§ WHAT TO WORK ON
Every line below should be repeated exactly.

## START RECORDS TO USE

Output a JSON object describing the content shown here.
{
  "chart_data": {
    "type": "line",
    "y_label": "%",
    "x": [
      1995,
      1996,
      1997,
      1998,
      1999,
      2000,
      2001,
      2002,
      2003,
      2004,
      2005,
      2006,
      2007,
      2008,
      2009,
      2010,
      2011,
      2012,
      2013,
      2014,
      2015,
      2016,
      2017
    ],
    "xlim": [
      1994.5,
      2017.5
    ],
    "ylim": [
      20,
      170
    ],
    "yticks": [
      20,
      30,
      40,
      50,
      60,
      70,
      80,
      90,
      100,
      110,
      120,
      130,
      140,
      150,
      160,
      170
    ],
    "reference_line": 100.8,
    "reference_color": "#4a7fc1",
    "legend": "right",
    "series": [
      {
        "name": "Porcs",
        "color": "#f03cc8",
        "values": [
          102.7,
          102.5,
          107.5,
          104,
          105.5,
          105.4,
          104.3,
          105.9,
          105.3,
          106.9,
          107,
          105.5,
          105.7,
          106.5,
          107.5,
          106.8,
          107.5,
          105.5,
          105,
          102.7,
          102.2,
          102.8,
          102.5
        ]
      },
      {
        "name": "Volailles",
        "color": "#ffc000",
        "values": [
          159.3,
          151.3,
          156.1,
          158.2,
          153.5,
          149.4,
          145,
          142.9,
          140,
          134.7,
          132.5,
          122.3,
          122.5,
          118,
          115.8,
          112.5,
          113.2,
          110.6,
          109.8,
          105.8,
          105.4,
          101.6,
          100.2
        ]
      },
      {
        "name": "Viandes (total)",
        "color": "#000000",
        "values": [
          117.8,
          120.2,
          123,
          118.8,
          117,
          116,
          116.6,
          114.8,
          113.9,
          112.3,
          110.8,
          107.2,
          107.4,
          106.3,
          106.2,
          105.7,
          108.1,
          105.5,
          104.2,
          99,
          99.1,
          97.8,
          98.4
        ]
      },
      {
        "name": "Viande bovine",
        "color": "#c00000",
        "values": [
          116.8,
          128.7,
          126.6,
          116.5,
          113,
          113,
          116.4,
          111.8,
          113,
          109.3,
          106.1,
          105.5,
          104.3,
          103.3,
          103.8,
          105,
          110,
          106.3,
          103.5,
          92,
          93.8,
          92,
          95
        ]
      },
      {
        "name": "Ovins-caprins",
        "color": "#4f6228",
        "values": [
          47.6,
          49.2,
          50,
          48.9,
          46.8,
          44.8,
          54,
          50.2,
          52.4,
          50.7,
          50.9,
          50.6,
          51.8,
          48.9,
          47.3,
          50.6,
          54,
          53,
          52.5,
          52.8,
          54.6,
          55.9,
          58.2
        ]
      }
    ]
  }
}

## END RECORDS TO USE

§ RESPONSE TO THIS TASK
Output a JSON object describing the content shown here.
{
  "chart_data": {
    "type": "line",
    "y_label": "%",
    "x": [
      1995,
      1996,
      1997,
      1998,
      1999,
      2000,
      2001,
      2002,
      2003,
      2004,
      2005,
      2006,
      2007,
      2008,
      2009,
      2010,
      2011,
      2012,
      2013,
      2014,
      2015,
      2016,
      2017
    ],
    "xlim": [
      1994.5,
      2017.5
    ],
    "ylim": [
      20,
      170
    ],
    "yticks": [
      20,
      30,
      40,
      50,
      60,
      70,
      80,
      90,
      100,
      110,
      120,
      130,
      140,
      150,
      160,
      170
    ],
    "reference_line": 100.8,
    "reference_color": "#4a7fc1",
    "legend": "right",
    "series": [
      {
        "name": "Porcs",
        "color": "#f03cc8",
        "values": [
          102.7,
          102.5,
          107.5,
          104,
          105.5,
          105.4,
          104.3,
          105.9,
          105.3,
          106.9,
          107,
          105.5,
          105.7,
          106.5,
          107.5,
          106.8,
          107.5,
          105.5,
          105,
          102.7,
          102.2,
          102.8,
          102.5
        ]
      },
      {
        "name": "Volailles",
        "color": "#ffc000",
        "values": [
          159.3,
          151.3,
          156.1,
          158.2,
          153.5,
          149.4,
          145,
          142.9,
          140,
          134.7,
          132.5,
          122.3,
          122.5,
          118,
          115.8,
          112.5,
          113.2,
          110.6,
          109.8,
          105.8,
          105.4,
          101.6,
          100.2
        ]
      },
      {
        "name": "Viandes (total)",
        "color": "#000000",
        "values": [
          117.8,
          120.2,
          123,
          118.8,
          117,
          116,
          116.6,
          114.8,
          113.9,
          112.3,
          110.8,
          107.2,
          107.4,
          106.3,
          106.2,
          105.7,
          108.1,
          105.5,
          104.2,
          99,
          99.1,
          97.8,
          98.4
        ]
      },
      {
        "name": "Viande bovine",
        "color": "#c00000",
        "values": [
          116.8,
          128.7,
          126.6,
          116.5,
          113,
          113,
          116.4,
          111.8,
          113,
          109.3,
          106.1,
          105.5,
          104.3,
          103.3,
          103.8,
          105,
          110,
          106.3,
          103.5,
          92,
          93.8,
          92,
          95
        ]
      },
      {
        "name": "Ovins-caprins",
        "color": "#4f6228",
        "values": [
          47.6,
          49.2,
          50,
          48.9,
          46.8,
          44.8,
          54,
          50.2,
          52.4,
          50.7,
          50.9,
          50.6,
          51.8,
          48.9,
          47.3,
          50.6,
          54,
          53,
          52.5,
          52.8,
          54.6,
          55.9,
          58.2
        ]
      }
    ]
  }
}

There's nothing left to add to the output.